Please copy the data below line for line, changing nothing.
○ ○ ○ ○ ○ ○ ○
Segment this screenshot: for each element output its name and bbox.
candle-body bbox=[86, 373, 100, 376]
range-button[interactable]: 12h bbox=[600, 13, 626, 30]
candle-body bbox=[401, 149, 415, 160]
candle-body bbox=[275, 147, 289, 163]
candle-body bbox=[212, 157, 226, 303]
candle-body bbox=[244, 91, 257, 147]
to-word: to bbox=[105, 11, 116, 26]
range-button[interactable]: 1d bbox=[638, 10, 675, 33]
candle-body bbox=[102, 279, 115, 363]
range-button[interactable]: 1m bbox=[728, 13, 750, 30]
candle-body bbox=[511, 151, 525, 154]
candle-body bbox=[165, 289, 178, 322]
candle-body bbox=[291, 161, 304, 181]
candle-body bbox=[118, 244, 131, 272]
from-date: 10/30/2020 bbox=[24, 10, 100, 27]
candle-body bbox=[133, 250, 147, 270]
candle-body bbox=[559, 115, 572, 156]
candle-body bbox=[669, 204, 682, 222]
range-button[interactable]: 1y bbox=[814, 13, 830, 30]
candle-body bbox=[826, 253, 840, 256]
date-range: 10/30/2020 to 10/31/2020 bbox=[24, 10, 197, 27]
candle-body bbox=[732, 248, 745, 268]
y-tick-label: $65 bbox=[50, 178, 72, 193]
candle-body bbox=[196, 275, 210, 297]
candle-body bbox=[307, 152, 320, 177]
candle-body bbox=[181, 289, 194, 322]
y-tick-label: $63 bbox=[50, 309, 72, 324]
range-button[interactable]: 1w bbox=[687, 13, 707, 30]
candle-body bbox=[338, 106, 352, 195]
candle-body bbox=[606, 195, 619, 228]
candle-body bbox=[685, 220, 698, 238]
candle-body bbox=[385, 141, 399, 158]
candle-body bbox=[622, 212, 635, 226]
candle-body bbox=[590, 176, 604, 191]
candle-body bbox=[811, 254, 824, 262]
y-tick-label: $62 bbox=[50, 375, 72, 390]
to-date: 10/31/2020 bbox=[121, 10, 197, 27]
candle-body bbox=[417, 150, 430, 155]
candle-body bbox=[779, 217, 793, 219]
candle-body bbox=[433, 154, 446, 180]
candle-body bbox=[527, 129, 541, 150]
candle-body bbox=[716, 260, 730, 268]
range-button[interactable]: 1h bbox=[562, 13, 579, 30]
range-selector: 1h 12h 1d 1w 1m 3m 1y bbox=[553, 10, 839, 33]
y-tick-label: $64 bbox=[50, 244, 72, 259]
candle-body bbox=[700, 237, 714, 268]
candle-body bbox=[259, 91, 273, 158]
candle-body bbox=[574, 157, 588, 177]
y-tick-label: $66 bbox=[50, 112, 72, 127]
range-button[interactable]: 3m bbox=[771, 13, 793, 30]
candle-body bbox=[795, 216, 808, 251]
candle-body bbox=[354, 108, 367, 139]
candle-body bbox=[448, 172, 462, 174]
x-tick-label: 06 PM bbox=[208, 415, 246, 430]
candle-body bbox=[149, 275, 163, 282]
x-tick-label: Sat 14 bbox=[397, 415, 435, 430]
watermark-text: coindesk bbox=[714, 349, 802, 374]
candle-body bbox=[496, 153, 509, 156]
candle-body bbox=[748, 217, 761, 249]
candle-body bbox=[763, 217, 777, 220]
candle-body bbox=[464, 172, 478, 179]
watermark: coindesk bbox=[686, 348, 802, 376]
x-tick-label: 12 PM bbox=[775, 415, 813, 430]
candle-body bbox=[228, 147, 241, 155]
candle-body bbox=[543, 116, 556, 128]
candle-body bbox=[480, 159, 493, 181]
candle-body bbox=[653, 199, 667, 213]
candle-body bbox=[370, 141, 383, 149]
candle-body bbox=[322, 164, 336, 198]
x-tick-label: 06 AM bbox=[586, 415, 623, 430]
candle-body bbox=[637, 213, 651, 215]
○ ○ ○ ○ ○ ○ ○
## RESULT OF THIS TASK
Segment this screenshot: for each element output its name and bbox.
candle-body bbox=[86, 373, 100, 376]
range-button[interactable]: 12h bbox=[600, 13, 626, 30]
candle-body bbox=[401, 149, 415, 160]
candle-body bbox=[275, 147, 289, 163]
candle-body bbox=[212, 157, 226, 303]
candle-body bbox=[244, 91, 257, 147]
to-word: to bbox=[105, 11, 116, 26]
range-button[interactable]: 1d bbox=[638, 10, 675, 33]
candle-body bbox=[102, 279, 115, 363]
range-button[interactable]: 1m bbox=[728, 13, 750, 30]
candle-body bbox=[511, 151, 525, 154]
candle-body bbox=[165, 289, 178, 322]
candle-body bbox=[291, 161, 304, 181]
candle-body bbox=[118, 244, 131, 272]
from-date: 10/30/2020 bbox=[24, 10, 100, 27]
candle-body bbox=[133, 250, 147, 270]
candle-body bbox=[559, 115, 572, 156]
candle-body bbox=[669, 204, 682, 222]
range-button[interactable]: 1y bbox=[814, 13, 830, 30]
candle-body bbox=[826, 253, 840, 256]
date-range: 10/30/2020 to 10/31/2020 bbox=[24, 10, 197, 27]
candle-body bbox=[732, 248, 745, 268]
y-tick-label: $65 bbox=[50, 178, 72, 193]
candle-body bbox=[196, 275, 210, 297]
candle-body bbox=[307, 152, 320, 177]
candle-body bbox=[181, 289, 194, 322]
y-tick-label: $63 bbox=[50, 309, 72, 324]
range-button[interactable]: 1w bbox=[687, 13, 707, 30]
candle-body bbox=[338, 106, 352, 195]
candle-body bbox=[606, 195, 619, 228]
candle-body bbox=[685, 220, 698, 238]
candle-body bbox=[385, 141, 399, 158]
candle-body bbox=[622, 212, 635, 226]
candle-body bbox=[590, 176, 604, 191]
candle-body bbox=[811, 254, 824, 262]
y-tick-label: $62 bbox=[50, 375, 72, 390]
to-date: 10/31/2020 bbox=[121, 10, 197, 27]
candle-body bbox=[417, 150, 430, 155]
candle-body bbox=[779, 217, 793, 219]
candle-body bbox=[433, 154, 446, 180]
candle-body bbox=[527, 129, 541, 150]
candle-body bbox=[716, 260, 730, 268]
range-button[interactable]: 1h bbox=[562, 13, 579, 30]
range-selector: 1h 12h 1d 1w 1m 3m 1y bbox=[553, 10, 839, 33]
y-tick-label: $64 bbox=[50, 244, 72, 259]
candle-body bbox=[700, 237, 714, 268]
candle-body bbox=[259, 91, 273, 158]
candle-body bbox=[574, 157, 588, 177]
y-tick-label: $66 bbox=[50, 112, 72, 127]
range-button[interactable]: 3m bbox=[771, 13, 793, 30]
candle-body bbox=[795, 216, 808, 251]
candle-body bbox=[354, 108, 367, 139]
candle-body bbox=[448, 172, 462, 174]
x-tick-label: 06 PM bbox=[208, 415, 246, 430]
candle-body bbox=[149, 275, 163, 282]
x-tick-label: Sat 14 bbox=[397, 415, 435, 430]
watermark-text: coindesk bbox=[714, 349, 802, 374]
candle-body bbox=[496, 153, 509, 156]
candle-body bbox=[748, 217, 761, 249]
candle-body bbox=[763, 217, 777, 220]
candle-body bbox=[464, 172, 478, 179]
watermark: coindesk bbox=[686, 348, 802, 376]
x-tick-label: 12 PM bbox=[775, 415, 813, 430]
candle-body bbox=[228, 147, 241, 155]
candle-body bbox=[543, 116, 556, 128]
candle-body bbox=[480, 159, 493, 181]
candle-body bbox=[653, 199, 667, 213]
candle-body bbox=[370, 141, 383, 149]
candle-body bbox=[322, 164, 336, 198]
x-tick-label: 06 AM bbox=[586, 415, 623, 430]
candle-body bbox=[637, 213, 651, 215]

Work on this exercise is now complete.